---------- Passage ----------

Why does this even matter?

  • If you write everything (both important and technical messages) at, say, Information, sifting through that pile later becomes a nightmare.
  • Without proper levels you lose the ability to filter logs meaningfully before shipping them to Elasticsearch in production.
LevelDescription
TraceThe lowest level — tracks every event that occurs
DebugMessages useful for understanding application behavior
InformationMain application messages
WarningSituations that theoretically shouldn't happen but are handled correctly
ErrorNon-critical errors that weren't anticipated
CriticalFatal errors after which the application cannot continue
NoneUsed only in filters to disable logging entirely

Link to docs

Error Handling

Before talking about what to log, I think it's worth discussing error handling. While digging into the BEAM VM and Erlang I came across the interesting "let it fail" principle: don't catch an exception if you're not going to do anything with it — let it propagate up to the handler that expects it. A pattern you'll often see:

try
{
    DoSomething();
}
catch (Exception ex)
{
    _logger.LogWarning(ex.ToString());
    throw ex;
}

What's the problem?

  • It clutters methods with essentially useless code that hurts readability.
  • Re-throwing with throw ex loses the original stack trace.
  • When calling a method that throws, can you tell — without looking inside — whether it already logged the exception? You can end up with multiple log entries for the same exception.

Re-throwing exceptions

What to do instead

If you're not going to handle the exception, don't catch it. Don't turn this into Go-style infinite error bubbling. But do make sure it will be caught somewhere — for example by a global handler such as IExceptionFilter.

---------- Data rows ----------

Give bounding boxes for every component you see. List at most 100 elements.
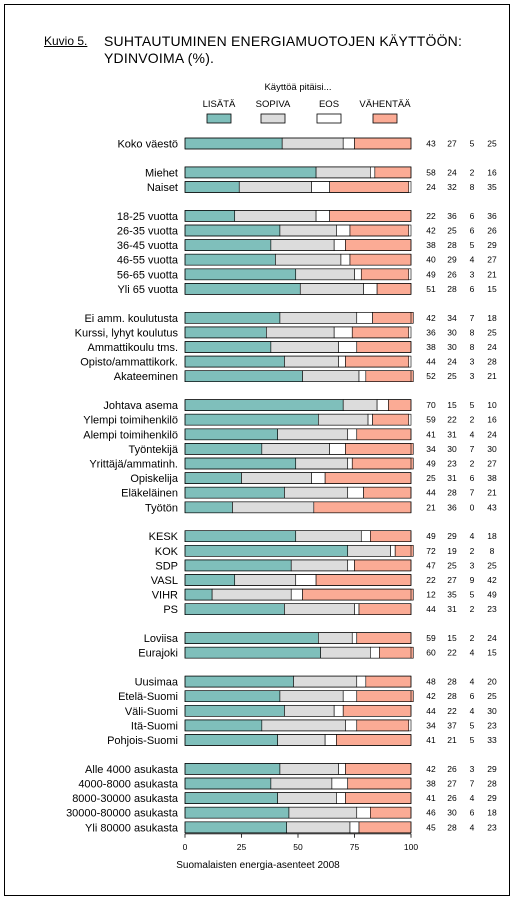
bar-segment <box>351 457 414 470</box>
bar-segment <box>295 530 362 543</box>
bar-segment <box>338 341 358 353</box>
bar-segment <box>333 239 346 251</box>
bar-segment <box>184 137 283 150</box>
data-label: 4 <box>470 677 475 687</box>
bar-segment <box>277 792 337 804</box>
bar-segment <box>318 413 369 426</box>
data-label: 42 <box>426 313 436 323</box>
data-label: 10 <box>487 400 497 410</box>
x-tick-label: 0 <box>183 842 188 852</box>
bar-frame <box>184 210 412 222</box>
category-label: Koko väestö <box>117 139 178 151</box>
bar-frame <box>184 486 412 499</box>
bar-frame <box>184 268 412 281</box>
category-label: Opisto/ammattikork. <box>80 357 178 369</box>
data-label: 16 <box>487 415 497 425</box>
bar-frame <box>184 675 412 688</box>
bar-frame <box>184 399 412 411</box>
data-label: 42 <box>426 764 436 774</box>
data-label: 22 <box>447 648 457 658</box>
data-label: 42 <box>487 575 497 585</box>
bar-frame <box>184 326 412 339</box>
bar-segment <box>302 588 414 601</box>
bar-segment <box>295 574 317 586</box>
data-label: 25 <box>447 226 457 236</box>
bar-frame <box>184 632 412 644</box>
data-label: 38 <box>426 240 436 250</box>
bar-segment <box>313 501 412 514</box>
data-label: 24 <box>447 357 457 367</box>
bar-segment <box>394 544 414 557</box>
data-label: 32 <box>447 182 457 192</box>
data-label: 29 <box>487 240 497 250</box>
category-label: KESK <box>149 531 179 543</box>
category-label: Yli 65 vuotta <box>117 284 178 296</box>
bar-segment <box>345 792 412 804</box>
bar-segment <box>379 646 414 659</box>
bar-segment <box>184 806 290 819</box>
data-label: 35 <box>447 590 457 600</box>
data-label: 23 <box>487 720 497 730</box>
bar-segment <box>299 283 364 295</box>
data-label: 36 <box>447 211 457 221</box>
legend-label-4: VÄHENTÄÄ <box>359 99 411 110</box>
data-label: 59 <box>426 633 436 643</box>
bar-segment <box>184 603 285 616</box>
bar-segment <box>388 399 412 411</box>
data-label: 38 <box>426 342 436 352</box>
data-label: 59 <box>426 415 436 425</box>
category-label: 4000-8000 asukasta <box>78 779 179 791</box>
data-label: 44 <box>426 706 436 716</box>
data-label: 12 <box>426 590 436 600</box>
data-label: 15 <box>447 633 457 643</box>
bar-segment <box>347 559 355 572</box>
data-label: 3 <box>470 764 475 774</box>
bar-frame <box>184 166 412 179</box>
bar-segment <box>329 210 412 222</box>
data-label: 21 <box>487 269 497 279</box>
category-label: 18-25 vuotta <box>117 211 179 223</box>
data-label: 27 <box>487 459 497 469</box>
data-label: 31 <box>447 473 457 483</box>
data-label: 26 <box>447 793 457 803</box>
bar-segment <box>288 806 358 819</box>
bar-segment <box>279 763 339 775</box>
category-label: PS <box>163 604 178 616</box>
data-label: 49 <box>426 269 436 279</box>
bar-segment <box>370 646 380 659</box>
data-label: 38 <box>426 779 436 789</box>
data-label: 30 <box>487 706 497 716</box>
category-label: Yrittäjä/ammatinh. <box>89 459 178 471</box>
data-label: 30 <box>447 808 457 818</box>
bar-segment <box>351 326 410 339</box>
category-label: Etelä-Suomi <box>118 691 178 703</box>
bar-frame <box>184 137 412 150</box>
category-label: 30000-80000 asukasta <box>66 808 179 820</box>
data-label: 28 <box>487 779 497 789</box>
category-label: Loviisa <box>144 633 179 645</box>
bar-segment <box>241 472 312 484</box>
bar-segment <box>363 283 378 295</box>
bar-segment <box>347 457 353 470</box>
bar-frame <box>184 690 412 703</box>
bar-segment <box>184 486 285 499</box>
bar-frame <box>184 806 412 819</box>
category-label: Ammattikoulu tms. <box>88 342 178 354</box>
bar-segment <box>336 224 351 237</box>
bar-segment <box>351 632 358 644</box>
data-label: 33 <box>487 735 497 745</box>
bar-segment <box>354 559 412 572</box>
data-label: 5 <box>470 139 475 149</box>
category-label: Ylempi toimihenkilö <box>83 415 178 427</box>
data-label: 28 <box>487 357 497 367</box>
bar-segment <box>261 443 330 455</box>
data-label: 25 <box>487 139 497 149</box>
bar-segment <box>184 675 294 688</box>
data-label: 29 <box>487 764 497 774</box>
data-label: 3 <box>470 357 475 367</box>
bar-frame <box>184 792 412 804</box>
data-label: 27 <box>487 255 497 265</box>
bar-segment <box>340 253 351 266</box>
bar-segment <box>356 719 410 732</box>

----------

**To-do list:**
1: From the logging passage, output the text starting with "Re-throwing exceptions" and going on through "such as IExceptionFilter.", copied word for word.
2: Return, unchanged, the lines of the entries starting with the line with "bar-segment <box>351 457 414 470</box>" and going on through the line with "bar-segment <box>295 574 317 586</box>", both included.

**Responses:**
1:
Re-throwing exceptions

What to do instead

If you're not going to handle the exception, don't catch it. Don't turn this into Go-style infinite error bubbling. But do make sure it will be caught somewhere — for example by a global handler such as IExceptionFilter.

2:
bar-segment <box>351 457 414 470</box>
bar-segment <box>295 530 362 543</box>
bar-segment <box>338 341 358 353</box>
bar-segment <box>333 239 346 251</box>
bar-segment <box>184 137 283 150</box>
data-label: 4 <box>470 677 475 687</box>
bar-segment <box>277 792 337 804</box>
bar-segment <box>318 413 369 426</box>
data-label: 42 <box>426 313 436 323</box>
data-label: 10 <box>487 400 497 410</box>
x-tick-label: 0 <box>183 842 188 852</box>
bar-frame <box>184 210 412 222</box>
category-label: Koko väestö <box>117 139 178 151</box>
bar-frame <box>184 486 412 499</box>
bar-frame <box>184 268 412 281</box>
category-label: Opisto/ammattikork. <box>80 357 178 369</box>
data-label: 16 <box>487 415 497 425</box>
bar-frame <box>184 675 412 688</box>
bar-frame <box>184 399 412 411</box>
data-label: 42 <box>426 764 436 774</box>
data-label: 22 <box>447 648 457 658</box>
data-label: 42 <box>487 575 497 585</box>
bar-frame <box>184 326 412 339</box>
bar-segment <box>302 588 414 601</box>
bar-segment <box>295 574 317 586</box>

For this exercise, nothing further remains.